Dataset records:
________________

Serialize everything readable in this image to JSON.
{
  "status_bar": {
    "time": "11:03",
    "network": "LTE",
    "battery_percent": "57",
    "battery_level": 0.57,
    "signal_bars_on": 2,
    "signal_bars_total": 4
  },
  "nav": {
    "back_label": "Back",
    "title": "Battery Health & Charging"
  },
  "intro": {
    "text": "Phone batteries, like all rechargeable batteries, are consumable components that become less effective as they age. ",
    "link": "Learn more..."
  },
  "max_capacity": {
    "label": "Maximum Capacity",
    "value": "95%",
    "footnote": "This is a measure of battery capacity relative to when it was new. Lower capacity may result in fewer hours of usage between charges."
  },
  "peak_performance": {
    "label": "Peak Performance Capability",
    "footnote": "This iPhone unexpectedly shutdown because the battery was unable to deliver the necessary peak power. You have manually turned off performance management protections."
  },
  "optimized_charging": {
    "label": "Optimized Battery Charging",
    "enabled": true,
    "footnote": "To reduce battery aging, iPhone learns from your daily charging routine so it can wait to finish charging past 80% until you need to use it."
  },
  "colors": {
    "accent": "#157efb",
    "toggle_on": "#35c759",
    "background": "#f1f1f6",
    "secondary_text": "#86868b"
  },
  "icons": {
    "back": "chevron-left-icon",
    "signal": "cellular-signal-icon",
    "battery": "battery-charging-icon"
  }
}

________________

▶ [Stated problem]:
Tally up the lines with the word "iPhone" in them, and answer with that number by itself.

▶ [Correct result]:
2